▸ **Stated exercise**
What is the number of lines in the entries that include the word "Bukik"? Respond with the number only.

::::::

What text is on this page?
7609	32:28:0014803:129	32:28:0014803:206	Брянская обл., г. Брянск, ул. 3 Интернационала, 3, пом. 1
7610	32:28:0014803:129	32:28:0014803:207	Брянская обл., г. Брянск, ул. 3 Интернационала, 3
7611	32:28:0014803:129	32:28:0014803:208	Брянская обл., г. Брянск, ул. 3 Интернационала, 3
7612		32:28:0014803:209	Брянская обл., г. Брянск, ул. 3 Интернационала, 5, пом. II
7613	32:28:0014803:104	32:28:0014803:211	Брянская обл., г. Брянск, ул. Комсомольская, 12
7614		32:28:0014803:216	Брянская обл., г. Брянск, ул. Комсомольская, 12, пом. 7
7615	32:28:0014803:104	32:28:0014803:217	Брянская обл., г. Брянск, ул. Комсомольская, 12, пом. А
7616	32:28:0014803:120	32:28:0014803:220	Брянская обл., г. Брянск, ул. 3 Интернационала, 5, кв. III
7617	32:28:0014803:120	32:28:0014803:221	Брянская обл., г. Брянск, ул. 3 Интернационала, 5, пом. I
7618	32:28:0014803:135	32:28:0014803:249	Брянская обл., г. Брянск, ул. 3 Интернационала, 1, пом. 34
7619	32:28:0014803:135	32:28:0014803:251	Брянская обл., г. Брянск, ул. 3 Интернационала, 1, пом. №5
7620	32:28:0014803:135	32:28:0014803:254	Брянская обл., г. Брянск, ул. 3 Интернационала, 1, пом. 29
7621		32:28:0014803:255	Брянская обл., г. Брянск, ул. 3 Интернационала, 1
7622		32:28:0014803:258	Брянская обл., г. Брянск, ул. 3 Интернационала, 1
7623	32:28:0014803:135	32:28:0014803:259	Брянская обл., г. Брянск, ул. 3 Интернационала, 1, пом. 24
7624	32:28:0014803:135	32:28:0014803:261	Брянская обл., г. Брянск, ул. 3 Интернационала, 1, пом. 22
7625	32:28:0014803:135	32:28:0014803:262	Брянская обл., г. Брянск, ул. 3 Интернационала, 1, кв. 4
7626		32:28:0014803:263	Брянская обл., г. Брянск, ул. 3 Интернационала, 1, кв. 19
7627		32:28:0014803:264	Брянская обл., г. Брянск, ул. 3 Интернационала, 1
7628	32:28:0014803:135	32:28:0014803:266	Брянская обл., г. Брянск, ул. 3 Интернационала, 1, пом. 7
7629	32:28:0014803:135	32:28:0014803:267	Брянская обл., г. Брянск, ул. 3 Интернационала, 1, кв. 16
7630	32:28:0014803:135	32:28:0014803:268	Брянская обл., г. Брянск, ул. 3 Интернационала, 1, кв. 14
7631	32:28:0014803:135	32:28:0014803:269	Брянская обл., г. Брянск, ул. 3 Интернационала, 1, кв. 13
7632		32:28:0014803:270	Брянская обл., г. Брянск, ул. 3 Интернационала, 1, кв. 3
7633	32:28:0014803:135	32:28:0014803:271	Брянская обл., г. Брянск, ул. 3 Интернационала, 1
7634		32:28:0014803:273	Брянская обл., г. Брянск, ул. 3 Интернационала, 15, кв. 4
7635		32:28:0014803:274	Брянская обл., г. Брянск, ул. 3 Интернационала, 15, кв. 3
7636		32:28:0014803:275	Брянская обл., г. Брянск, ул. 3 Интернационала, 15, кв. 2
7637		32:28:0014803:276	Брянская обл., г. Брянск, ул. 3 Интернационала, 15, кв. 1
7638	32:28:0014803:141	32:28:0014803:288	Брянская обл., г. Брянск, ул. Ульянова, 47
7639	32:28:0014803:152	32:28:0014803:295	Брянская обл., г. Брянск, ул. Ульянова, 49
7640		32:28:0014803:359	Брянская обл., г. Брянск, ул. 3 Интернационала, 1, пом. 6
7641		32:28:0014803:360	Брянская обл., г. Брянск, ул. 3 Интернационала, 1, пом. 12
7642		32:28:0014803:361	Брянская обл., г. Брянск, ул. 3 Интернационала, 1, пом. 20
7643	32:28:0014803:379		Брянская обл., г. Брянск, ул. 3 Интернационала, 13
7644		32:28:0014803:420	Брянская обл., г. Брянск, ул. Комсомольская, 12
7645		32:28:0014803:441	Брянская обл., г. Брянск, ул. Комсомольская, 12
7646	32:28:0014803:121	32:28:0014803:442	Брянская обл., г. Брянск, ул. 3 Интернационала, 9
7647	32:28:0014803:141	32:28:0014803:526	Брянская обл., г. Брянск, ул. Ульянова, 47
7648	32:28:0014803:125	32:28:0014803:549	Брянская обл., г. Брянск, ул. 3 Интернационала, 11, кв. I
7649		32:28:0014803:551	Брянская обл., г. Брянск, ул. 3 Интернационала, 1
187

::::::

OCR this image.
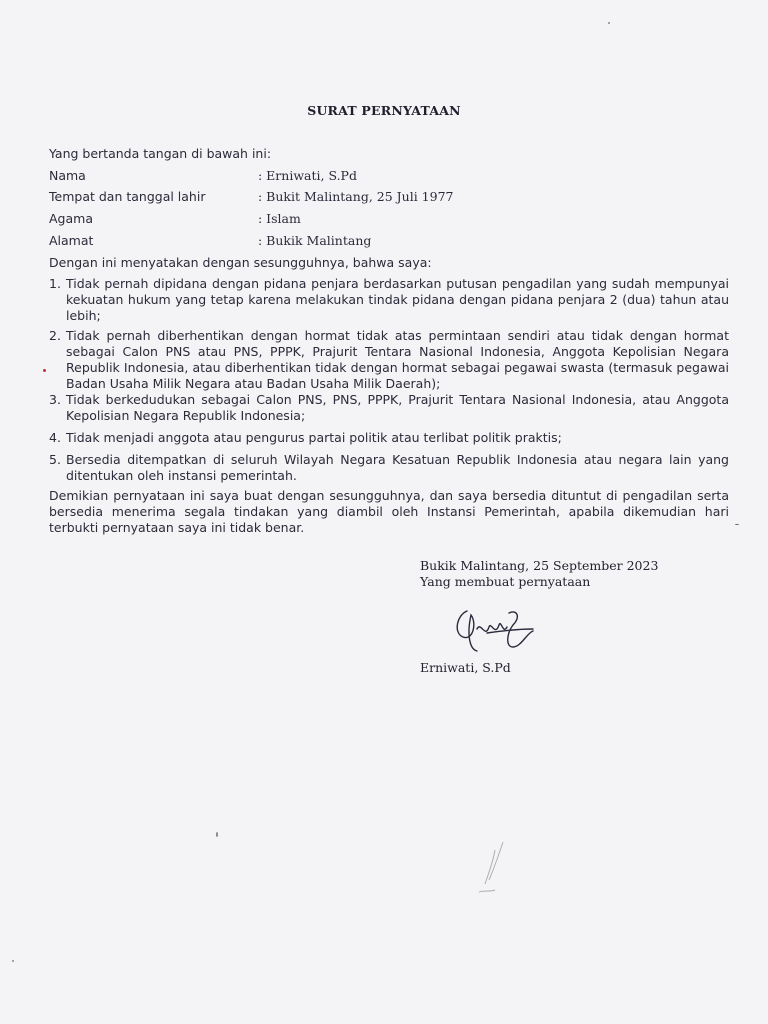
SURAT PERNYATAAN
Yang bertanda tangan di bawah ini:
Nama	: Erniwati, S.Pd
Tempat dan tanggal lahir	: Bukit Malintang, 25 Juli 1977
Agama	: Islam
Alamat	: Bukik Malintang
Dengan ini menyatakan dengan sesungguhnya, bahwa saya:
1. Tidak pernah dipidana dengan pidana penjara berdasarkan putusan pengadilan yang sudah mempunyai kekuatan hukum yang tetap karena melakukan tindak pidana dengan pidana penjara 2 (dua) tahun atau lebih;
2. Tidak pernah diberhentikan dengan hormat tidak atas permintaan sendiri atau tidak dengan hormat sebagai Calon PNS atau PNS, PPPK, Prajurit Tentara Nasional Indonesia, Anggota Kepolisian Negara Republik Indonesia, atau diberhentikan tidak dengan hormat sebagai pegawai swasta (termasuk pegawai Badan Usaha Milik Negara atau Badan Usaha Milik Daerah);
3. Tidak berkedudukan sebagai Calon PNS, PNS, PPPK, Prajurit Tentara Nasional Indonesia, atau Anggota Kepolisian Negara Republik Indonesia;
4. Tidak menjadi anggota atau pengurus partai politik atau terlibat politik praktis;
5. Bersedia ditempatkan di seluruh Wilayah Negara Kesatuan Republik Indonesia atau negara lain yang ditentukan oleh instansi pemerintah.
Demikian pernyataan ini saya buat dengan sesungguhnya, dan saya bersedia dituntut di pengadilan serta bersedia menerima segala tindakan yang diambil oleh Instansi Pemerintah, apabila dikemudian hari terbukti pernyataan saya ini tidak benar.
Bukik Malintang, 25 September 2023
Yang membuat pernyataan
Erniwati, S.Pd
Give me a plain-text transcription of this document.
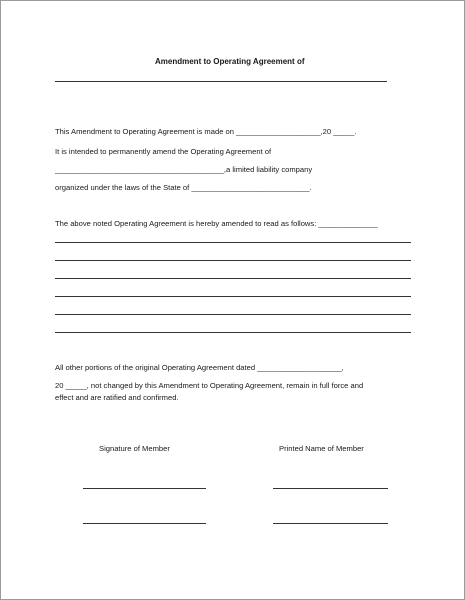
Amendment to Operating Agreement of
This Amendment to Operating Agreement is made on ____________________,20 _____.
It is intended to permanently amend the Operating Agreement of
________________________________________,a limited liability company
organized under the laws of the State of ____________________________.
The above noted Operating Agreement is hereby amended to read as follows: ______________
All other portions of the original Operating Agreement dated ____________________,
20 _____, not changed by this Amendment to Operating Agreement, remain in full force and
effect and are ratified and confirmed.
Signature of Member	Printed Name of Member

::::::

▸ **The output**
2